Reproduce the records verbatim, starting at their first line and ending at the line that contains "data-label: 550 (608, 98, 634, 110)", both included.

* BEGIN Entries provided *

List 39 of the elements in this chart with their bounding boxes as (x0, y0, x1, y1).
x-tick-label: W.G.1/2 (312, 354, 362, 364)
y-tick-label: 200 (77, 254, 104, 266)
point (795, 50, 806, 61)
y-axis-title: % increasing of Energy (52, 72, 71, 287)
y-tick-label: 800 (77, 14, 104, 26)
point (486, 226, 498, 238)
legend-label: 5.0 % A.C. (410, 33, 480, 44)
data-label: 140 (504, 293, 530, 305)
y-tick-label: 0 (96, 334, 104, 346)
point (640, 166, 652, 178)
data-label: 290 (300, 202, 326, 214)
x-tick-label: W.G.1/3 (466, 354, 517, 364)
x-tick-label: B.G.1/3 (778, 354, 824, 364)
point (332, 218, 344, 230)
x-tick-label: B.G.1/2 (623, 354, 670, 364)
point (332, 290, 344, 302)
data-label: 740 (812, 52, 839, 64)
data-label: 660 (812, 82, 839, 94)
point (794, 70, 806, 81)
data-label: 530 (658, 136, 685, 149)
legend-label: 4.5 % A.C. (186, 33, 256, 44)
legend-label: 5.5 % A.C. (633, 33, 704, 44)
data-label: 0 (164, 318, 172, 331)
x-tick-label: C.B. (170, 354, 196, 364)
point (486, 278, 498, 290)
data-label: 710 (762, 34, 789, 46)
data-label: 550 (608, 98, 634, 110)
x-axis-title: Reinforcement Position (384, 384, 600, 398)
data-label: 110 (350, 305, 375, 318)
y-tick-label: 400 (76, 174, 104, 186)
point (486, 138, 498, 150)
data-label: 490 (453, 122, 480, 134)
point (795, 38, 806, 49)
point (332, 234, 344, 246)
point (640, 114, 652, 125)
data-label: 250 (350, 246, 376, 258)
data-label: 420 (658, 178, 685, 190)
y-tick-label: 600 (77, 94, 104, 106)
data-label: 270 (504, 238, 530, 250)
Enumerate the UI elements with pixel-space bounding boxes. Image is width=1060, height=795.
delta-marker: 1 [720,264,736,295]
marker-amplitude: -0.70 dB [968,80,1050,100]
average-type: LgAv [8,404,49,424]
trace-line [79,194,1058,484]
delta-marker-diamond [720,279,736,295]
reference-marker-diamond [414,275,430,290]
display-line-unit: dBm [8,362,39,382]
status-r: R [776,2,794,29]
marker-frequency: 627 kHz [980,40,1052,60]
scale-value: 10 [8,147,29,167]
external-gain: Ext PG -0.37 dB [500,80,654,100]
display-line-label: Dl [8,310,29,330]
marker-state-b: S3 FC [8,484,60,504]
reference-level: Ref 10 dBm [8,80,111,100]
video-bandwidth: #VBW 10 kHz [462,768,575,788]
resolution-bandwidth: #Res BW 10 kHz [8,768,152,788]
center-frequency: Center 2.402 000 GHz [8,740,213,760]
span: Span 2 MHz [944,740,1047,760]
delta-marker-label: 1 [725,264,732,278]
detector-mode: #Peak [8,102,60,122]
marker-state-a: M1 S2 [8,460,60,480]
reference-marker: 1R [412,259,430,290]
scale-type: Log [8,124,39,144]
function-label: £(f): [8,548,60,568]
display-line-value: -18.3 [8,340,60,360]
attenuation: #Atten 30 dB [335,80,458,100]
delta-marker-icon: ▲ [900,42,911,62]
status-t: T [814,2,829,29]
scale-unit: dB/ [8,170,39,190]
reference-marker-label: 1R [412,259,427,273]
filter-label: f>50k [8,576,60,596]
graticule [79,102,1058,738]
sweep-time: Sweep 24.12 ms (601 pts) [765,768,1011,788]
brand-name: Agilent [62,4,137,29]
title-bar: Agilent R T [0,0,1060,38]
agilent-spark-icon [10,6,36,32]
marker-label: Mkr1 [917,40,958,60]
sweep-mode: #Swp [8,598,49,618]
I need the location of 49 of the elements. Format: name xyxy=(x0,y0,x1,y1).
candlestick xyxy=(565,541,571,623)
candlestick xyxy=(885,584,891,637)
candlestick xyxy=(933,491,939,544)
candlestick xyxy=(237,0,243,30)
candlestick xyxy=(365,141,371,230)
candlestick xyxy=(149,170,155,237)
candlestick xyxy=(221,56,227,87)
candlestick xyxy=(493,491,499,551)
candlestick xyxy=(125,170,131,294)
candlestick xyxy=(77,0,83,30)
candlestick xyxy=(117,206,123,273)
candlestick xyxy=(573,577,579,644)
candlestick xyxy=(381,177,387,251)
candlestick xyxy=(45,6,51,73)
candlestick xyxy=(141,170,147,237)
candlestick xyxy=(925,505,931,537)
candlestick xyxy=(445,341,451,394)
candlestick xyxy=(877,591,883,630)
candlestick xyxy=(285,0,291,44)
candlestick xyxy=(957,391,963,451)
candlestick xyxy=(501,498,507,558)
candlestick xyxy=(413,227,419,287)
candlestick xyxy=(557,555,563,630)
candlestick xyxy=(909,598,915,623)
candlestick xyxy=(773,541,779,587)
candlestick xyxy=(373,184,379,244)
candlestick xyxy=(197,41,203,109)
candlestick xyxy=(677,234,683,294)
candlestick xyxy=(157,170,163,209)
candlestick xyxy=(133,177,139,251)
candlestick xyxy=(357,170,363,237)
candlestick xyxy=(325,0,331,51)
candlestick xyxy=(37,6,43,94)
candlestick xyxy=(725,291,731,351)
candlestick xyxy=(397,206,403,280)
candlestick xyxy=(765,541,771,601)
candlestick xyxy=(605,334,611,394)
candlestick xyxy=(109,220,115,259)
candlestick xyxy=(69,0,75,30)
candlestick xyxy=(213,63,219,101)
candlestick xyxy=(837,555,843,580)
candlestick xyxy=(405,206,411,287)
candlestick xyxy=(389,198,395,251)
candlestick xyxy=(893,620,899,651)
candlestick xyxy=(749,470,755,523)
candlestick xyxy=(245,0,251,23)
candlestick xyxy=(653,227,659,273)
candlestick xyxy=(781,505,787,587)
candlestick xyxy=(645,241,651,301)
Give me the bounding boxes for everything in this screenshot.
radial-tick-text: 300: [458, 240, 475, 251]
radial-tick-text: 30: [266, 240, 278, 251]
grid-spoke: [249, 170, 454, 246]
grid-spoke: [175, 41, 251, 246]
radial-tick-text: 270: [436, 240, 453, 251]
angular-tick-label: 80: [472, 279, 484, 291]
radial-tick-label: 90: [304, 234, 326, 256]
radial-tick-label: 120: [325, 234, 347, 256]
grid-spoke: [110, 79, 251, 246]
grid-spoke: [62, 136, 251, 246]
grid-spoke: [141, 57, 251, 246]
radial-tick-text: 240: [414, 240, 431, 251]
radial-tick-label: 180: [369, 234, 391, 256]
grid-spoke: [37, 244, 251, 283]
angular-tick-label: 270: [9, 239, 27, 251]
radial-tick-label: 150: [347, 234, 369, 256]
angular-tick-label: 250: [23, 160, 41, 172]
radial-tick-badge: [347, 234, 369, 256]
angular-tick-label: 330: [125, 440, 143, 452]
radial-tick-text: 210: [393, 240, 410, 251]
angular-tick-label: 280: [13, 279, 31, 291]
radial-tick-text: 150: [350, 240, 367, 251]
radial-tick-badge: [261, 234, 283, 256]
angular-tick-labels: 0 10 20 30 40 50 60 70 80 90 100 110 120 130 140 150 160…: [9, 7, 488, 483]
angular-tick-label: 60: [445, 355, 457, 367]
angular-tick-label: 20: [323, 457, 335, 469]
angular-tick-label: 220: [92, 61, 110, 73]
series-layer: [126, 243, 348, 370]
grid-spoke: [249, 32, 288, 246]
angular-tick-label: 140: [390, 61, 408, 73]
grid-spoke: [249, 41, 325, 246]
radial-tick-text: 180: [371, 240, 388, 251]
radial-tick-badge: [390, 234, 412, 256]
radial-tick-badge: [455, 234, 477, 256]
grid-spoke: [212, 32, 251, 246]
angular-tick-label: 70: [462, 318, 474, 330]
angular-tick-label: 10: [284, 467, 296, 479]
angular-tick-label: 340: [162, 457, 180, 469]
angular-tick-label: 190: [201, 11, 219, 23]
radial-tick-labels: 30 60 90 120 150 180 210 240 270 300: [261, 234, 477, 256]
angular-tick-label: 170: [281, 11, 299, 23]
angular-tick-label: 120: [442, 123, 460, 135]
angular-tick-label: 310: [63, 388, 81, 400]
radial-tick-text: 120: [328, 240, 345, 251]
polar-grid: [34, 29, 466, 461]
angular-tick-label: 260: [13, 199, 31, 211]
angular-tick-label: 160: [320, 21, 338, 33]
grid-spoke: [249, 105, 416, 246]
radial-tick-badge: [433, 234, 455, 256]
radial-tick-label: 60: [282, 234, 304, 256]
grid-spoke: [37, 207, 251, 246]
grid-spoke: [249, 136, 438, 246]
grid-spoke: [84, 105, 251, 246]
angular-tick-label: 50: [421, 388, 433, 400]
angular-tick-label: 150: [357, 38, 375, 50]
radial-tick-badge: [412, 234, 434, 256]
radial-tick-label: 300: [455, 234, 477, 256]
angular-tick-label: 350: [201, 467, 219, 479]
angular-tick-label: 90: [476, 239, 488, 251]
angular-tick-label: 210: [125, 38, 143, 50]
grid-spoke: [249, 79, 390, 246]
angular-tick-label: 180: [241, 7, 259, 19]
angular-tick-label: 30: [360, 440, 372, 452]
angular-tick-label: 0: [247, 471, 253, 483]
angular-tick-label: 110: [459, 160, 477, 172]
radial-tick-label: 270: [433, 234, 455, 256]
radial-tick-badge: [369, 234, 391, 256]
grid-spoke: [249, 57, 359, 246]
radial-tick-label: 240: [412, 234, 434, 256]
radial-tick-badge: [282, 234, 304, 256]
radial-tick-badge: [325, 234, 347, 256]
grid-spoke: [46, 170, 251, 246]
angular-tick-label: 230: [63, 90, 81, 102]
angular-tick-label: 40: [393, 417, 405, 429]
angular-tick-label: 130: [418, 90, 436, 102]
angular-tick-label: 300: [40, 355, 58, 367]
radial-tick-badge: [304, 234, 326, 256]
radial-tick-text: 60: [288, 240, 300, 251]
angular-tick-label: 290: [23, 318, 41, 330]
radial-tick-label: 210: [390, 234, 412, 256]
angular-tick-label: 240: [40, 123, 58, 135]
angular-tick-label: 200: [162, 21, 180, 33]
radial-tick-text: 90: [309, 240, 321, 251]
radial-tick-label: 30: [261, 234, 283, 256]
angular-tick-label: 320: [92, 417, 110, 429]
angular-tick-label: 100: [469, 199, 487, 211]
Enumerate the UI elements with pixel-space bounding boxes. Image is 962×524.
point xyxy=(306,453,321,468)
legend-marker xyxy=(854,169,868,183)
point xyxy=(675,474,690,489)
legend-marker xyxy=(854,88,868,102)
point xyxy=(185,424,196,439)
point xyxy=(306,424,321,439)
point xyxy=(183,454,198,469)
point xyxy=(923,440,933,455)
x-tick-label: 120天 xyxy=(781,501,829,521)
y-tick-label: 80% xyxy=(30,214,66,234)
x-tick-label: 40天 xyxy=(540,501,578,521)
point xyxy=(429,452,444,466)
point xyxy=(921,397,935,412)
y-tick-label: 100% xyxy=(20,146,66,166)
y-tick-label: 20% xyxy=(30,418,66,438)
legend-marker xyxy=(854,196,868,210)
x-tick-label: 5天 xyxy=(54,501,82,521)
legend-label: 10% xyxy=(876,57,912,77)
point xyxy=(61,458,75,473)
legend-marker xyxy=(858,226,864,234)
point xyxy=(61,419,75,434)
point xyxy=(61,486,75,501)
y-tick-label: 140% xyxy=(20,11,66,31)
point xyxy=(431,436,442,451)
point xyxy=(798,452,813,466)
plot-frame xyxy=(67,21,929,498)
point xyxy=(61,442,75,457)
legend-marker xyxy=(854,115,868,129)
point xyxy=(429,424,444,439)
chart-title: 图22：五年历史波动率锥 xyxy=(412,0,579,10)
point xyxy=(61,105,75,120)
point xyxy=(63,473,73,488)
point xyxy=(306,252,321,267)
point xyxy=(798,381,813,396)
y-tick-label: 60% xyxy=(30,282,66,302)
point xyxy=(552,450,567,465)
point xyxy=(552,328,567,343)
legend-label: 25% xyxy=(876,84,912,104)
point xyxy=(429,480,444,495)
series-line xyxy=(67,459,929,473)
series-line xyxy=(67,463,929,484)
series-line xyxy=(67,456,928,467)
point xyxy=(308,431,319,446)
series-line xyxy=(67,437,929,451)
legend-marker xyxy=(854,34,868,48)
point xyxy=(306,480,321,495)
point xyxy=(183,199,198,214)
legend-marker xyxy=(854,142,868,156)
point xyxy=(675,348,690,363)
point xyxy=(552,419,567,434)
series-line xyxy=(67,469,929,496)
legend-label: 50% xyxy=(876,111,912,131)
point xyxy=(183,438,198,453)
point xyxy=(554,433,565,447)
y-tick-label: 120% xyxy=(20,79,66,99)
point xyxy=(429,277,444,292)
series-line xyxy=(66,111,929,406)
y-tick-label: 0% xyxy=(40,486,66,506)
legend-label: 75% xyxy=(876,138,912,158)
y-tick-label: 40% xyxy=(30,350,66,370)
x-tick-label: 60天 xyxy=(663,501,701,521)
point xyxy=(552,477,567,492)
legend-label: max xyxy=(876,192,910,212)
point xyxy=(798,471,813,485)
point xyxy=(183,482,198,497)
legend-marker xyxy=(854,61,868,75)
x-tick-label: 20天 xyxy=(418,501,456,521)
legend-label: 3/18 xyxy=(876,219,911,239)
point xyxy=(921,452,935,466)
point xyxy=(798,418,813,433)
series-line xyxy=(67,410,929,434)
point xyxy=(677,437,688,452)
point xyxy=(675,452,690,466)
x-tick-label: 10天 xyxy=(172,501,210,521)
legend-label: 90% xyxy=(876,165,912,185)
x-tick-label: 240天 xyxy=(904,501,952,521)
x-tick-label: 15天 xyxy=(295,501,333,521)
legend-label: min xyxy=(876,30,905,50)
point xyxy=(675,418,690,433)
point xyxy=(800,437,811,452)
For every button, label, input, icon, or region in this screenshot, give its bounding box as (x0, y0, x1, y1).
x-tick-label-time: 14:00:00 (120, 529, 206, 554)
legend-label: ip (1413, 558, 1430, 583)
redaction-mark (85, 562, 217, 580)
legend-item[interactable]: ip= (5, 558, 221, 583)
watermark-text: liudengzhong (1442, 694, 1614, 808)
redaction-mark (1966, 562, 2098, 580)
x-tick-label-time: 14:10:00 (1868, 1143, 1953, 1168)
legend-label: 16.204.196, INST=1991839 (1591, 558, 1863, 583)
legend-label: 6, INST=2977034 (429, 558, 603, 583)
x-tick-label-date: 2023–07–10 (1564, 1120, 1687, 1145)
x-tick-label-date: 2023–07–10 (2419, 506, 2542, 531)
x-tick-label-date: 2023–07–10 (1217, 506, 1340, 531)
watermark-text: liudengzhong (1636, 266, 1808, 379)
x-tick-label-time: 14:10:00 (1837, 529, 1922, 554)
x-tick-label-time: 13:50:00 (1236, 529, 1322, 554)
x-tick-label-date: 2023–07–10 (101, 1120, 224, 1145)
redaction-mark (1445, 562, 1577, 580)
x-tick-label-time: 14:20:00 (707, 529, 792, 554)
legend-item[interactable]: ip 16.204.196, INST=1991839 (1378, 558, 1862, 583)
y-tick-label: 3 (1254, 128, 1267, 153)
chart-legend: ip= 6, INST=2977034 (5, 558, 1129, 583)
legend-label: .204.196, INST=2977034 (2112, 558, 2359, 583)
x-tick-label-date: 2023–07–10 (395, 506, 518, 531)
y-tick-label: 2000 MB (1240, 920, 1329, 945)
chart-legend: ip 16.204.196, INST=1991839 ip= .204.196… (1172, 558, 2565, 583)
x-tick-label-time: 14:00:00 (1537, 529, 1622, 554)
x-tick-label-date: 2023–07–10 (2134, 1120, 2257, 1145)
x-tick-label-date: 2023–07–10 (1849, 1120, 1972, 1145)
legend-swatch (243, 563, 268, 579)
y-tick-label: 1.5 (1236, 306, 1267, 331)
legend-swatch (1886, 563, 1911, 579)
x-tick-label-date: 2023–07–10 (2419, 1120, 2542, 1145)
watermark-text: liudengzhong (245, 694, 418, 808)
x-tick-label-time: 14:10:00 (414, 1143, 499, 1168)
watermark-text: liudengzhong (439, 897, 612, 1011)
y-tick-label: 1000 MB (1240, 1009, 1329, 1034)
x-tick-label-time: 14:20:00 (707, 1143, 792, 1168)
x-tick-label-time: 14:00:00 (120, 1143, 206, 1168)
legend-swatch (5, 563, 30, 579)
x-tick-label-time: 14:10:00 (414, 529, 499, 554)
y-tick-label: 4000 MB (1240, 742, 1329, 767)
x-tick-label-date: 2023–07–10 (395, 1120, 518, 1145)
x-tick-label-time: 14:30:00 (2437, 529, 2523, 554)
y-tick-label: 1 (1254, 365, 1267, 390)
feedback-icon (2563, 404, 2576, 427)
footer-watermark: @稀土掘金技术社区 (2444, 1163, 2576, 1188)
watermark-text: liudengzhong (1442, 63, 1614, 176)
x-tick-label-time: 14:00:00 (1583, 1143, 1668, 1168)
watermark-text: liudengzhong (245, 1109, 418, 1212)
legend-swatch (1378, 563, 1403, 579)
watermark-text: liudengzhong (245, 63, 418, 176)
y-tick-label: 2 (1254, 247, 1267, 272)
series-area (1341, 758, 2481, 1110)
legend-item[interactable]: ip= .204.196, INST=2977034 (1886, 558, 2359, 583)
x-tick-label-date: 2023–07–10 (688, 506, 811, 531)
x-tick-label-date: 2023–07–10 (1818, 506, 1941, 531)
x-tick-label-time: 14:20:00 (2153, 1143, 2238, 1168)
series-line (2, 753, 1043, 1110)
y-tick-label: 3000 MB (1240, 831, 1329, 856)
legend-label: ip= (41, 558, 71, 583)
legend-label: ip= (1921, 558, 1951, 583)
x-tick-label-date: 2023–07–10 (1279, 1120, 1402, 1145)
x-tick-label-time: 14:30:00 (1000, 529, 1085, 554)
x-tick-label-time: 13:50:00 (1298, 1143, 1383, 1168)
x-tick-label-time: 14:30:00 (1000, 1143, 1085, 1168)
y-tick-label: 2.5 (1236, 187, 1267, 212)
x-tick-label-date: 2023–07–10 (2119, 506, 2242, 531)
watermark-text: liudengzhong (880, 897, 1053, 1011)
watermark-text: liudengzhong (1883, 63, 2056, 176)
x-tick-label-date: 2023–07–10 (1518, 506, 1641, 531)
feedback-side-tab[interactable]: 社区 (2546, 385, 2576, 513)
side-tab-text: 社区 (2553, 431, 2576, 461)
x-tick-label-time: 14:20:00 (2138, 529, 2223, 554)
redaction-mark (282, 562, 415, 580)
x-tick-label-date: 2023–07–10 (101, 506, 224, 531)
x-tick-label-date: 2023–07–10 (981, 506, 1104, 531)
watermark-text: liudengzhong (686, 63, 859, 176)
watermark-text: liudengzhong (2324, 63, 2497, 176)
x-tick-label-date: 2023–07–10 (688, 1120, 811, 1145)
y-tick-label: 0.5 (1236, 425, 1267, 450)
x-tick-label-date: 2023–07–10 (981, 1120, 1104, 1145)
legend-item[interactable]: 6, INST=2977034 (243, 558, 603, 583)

* END Entries provided *

• Answer to this task:
List 39 of the elements in this chart with their bounding boxes as (x0, y0, x1, y1).
x-tick-label: W.G.1/2 (312, 354, 362, 364)
y-tick-label: 200 (77, 254, 104, 266)
point (795, 50, 806, 61)
y-axis-title: % increasing of Energy (52, 72, 71, 287)
y-tick-label: 800 (77, 14, 104, 26)
point (486, 226, 498, 238)
legend-label: 5.0 % A.C. (410, 33, 480, 44)
data-label: 140 (504, 293, 530, 305)
y-tick-label: 0 (96, 334, 104, 346)
point (640, 166, 652, 178)
data-label: 290 (300, 202, 326, 214)
x-tick-label: W.G.1/3 (466, 354, 517, 364)
x-tick-label: B.G.1/3 (778, 354, 824, 364)
point (332, 218, 344, 230)
x-tick-label: B.G.1/2 (623, 354, 670, 364)
point (332, 290, 344, 302)
data-label: 740 (812, 52, 839, 64)
data-label: 660 (812, 82, 839, 94)
point (794, 70, 806, 81)
data-label: 530 (658, 136, 685, 149)
legend-label: 4.5 % A.C. (186, 33, 256, 44)
legend-label: 5.5 % A.C. (633, 33, 704, 44)
data-label: 0 (164, 318, 172, 331)
x-tick-label: C.B. (170, 354, 196, 364)
point (486, 278, 498, 290)
data-label: 710 (762, 34, 789, 46)
data-label: 550 (608, 98, 634, 110)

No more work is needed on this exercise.